▶ [Exercise prompt]: Gather all lines with the word "TradingView" in them.

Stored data
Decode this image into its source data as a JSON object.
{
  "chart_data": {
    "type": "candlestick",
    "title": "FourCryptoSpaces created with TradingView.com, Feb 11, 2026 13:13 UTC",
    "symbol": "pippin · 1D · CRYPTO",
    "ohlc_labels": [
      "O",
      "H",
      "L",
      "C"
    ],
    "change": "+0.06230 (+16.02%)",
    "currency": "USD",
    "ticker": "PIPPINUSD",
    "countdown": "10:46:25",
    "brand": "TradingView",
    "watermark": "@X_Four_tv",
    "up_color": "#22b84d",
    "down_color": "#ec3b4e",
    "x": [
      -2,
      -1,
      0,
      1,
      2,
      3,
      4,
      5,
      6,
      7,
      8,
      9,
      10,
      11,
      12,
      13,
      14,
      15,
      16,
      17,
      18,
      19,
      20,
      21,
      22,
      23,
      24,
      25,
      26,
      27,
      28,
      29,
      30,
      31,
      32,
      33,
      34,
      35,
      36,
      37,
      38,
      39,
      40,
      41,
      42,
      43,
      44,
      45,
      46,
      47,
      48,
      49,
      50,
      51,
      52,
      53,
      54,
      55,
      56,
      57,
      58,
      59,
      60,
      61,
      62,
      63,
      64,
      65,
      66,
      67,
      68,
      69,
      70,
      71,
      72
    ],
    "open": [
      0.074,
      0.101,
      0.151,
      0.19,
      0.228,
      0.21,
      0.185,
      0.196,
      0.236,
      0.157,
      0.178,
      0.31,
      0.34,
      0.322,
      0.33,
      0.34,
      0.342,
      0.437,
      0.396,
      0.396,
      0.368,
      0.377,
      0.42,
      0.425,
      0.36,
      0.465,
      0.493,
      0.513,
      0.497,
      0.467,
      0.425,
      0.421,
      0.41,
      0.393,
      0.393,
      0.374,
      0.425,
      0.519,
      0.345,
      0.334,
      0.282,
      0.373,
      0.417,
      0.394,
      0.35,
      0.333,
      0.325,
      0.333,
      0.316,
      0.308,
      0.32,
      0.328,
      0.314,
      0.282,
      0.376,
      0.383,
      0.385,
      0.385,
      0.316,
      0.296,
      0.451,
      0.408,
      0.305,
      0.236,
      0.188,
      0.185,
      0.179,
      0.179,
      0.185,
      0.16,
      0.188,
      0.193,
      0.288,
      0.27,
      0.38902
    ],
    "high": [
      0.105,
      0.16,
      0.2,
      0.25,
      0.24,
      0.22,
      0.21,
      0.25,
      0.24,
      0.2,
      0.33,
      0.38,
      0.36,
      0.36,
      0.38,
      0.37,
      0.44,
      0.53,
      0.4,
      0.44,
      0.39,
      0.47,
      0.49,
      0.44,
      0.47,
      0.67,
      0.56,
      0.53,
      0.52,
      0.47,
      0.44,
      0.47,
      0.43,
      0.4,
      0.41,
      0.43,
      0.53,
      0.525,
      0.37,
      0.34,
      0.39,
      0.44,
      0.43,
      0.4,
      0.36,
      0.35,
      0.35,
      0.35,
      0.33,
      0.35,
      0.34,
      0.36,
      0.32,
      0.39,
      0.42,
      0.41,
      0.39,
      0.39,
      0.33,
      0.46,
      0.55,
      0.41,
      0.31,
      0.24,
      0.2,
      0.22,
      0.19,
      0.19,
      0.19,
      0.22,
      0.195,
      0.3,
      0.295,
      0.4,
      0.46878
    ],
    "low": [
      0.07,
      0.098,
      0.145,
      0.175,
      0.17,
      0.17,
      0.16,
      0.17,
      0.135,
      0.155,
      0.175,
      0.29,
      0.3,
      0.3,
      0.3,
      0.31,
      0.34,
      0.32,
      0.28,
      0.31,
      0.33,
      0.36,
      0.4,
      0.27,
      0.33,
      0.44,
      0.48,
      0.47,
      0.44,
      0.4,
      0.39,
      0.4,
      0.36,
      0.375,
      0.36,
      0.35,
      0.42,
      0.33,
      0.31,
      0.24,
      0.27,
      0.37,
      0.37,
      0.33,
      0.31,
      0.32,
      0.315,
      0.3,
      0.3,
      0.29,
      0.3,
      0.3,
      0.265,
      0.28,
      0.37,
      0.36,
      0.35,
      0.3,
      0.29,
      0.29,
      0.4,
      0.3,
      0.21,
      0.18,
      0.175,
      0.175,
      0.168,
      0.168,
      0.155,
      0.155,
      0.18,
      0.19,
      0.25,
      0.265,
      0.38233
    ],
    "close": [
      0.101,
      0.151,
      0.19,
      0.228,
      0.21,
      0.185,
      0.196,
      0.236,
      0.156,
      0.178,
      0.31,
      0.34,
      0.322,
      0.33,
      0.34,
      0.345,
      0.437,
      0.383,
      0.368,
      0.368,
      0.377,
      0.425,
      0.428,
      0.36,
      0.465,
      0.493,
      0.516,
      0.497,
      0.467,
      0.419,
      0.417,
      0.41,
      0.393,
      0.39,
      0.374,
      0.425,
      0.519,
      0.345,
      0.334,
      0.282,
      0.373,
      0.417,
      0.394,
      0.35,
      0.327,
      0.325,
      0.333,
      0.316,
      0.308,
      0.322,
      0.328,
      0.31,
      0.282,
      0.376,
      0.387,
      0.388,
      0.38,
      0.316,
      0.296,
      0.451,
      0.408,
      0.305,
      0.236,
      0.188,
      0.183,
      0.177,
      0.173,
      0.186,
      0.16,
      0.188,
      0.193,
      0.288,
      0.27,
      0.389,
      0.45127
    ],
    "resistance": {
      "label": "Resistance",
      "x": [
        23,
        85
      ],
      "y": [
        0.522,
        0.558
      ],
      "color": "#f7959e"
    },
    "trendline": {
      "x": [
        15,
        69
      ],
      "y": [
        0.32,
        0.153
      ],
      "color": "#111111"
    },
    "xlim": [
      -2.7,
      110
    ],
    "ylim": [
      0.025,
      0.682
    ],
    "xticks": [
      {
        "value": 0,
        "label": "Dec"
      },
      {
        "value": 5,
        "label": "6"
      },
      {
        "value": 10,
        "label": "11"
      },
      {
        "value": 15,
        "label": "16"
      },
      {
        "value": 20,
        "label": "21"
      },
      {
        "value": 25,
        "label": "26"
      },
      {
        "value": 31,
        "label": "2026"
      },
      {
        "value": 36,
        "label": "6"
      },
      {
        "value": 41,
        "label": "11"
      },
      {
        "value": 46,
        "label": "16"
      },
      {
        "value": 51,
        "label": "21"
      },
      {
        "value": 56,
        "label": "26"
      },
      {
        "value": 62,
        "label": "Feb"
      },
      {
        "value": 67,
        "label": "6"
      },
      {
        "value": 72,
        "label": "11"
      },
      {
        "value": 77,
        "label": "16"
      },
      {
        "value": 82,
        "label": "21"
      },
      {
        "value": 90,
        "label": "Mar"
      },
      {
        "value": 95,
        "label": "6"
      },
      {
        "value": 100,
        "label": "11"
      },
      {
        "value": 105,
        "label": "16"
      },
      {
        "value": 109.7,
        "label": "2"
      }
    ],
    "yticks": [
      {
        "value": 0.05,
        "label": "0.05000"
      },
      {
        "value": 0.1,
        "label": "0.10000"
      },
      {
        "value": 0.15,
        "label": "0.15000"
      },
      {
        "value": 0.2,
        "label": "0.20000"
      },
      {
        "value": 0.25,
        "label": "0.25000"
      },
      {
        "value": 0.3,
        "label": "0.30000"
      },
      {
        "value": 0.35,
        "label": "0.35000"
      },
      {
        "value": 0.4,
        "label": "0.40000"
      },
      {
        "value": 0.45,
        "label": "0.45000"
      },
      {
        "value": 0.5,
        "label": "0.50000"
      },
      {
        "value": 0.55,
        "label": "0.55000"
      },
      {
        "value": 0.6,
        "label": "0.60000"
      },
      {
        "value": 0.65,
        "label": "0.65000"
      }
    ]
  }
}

▶ [Solution]:
    "title": "FourCryptoSpaces created with TradingView.com, Feb 11, 2026 13:13 UTC",
    "brand": "TradingView",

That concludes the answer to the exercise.